* [Exercise instructions]
Lift every line from the entries that includes the word "this".

▼

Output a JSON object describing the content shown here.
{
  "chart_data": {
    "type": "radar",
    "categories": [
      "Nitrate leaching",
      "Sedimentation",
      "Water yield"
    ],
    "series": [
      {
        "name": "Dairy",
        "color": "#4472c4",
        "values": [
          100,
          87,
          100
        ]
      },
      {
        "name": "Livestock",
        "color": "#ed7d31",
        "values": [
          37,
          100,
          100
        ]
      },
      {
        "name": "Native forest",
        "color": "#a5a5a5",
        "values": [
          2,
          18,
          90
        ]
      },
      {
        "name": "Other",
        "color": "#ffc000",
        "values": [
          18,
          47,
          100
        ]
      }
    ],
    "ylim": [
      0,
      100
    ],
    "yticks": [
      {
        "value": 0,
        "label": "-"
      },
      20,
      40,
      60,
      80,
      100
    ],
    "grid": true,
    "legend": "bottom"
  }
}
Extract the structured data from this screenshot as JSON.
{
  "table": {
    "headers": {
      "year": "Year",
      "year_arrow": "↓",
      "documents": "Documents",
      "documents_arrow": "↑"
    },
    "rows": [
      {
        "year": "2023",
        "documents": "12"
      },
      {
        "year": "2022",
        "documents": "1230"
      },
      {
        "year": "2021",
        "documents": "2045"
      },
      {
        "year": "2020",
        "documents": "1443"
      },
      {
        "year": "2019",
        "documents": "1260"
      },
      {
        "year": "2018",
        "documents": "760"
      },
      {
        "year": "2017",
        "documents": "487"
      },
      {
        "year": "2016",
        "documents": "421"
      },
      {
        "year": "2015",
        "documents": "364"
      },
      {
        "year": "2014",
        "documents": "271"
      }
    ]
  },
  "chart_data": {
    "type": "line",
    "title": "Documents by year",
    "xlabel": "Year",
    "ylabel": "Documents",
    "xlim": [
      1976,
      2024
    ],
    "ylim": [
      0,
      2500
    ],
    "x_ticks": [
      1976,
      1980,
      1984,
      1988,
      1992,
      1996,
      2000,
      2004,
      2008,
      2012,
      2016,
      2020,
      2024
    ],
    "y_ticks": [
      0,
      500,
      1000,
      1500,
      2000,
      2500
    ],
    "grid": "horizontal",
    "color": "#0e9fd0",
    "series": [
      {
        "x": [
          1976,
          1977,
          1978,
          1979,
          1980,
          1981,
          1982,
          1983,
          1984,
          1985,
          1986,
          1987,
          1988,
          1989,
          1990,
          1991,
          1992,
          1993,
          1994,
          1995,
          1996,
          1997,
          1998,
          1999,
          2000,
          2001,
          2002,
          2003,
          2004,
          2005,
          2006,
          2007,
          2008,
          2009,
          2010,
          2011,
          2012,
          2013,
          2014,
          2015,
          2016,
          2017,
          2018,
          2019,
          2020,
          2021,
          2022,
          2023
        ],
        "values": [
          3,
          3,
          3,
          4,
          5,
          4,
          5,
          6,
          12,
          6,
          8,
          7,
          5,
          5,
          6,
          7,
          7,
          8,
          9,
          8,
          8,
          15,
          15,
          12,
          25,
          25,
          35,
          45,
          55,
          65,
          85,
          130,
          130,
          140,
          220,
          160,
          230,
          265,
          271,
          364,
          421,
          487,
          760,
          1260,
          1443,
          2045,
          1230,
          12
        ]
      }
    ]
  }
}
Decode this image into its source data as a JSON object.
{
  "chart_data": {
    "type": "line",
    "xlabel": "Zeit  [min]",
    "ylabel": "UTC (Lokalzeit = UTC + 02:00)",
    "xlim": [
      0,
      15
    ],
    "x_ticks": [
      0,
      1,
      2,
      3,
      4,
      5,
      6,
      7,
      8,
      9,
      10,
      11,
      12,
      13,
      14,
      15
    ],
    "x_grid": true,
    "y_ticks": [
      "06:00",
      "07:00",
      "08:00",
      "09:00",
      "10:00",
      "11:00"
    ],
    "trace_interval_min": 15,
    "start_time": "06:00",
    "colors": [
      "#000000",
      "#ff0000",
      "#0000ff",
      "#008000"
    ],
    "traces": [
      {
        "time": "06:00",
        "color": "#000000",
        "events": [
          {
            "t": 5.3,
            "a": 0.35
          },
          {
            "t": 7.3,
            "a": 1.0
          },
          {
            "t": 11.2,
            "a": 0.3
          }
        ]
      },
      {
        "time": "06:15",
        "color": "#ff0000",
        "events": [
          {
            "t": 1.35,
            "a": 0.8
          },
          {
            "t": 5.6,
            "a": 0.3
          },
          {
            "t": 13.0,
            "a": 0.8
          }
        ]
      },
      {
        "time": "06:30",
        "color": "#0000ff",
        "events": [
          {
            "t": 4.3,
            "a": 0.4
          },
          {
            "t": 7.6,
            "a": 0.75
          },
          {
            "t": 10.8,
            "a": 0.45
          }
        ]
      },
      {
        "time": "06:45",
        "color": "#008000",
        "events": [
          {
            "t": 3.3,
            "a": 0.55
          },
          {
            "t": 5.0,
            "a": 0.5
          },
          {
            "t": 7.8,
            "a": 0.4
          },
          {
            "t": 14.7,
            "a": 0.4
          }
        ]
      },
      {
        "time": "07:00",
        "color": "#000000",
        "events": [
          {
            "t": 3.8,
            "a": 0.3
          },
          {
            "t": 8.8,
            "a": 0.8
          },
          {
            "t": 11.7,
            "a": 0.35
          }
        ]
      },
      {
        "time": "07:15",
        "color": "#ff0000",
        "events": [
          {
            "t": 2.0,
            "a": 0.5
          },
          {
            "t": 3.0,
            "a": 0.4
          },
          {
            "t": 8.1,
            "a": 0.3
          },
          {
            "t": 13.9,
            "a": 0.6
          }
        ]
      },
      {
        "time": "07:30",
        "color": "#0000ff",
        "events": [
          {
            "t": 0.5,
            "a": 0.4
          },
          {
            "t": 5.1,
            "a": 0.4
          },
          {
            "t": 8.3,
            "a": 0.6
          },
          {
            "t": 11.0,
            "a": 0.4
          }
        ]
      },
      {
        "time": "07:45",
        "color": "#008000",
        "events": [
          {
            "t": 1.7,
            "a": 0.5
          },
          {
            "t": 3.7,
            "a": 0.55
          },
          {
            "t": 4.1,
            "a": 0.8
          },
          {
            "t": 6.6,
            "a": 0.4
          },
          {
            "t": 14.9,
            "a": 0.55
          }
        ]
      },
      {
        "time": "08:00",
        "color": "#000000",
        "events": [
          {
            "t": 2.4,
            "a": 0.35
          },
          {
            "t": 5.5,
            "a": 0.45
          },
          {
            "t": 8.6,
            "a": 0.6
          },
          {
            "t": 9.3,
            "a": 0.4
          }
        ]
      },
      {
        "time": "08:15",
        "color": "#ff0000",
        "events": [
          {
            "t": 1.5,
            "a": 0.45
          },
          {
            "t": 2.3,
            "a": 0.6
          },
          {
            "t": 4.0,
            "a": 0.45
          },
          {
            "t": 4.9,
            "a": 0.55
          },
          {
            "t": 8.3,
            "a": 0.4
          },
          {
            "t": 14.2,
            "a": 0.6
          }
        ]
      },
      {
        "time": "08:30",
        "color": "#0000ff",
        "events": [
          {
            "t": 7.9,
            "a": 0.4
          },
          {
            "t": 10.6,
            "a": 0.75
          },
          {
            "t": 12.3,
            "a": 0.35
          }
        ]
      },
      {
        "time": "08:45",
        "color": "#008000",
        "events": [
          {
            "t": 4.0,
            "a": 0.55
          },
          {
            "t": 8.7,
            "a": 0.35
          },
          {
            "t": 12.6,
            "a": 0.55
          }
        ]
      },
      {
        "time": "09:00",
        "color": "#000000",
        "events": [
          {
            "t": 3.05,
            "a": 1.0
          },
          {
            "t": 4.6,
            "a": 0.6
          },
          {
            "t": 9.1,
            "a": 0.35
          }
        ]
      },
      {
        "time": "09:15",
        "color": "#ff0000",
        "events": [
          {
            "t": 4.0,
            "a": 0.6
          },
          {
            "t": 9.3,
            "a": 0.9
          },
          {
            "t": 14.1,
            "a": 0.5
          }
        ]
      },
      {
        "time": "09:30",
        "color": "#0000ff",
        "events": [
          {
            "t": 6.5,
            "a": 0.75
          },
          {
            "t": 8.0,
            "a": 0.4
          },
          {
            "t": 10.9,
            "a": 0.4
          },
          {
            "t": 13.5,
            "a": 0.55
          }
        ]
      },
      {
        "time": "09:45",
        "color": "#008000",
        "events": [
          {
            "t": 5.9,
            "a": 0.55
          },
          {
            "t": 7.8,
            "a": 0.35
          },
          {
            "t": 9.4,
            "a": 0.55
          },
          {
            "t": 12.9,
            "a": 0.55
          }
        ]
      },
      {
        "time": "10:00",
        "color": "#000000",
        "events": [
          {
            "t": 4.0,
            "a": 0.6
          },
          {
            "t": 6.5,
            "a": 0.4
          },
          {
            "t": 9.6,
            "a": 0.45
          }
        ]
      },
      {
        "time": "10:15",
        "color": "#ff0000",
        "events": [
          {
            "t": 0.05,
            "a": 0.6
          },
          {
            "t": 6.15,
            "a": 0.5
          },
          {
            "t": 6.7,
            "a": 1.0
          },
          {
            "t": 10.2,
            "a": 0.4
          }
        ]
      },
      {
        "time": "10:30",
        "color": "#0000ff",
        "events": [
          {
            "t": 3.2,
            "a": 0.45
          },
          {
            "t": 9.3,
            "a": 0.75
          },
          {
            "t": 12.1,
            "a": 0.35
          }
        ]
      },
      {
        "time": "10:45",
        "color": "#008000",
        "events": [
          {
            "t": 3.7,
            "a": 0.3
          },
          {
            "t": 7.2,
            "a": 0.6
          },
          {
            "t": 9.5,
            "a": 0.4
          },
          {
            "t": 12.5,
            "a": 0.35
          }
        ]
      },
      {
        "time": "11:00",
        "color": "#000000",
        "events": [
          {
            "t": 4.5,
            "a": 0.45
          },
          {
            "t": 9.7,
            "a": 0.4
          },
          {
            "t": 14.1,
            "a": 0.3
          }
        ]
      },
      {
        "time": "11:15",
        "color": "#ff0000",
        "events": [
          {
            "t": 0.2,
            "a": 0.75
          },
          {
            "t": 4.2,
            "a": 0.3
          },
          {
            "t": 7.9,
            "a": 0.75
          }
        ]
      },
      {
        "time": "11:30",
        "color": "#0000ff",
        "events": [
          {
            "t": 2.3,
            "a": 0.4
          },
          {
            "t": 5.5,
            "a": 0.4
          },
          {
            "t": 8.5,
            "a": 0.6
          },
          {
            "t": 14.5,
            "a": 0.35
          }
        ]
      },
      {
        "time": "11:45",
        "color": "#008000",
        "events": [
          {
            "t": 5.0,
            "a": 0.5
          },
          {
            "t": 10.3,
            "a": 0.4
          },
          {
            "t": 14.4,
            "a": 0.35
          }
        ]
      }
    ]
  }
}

▲

* [Written answer]
Extract the structured data from this screenshot as JSON.
Decode this image into its source data as a JSON object.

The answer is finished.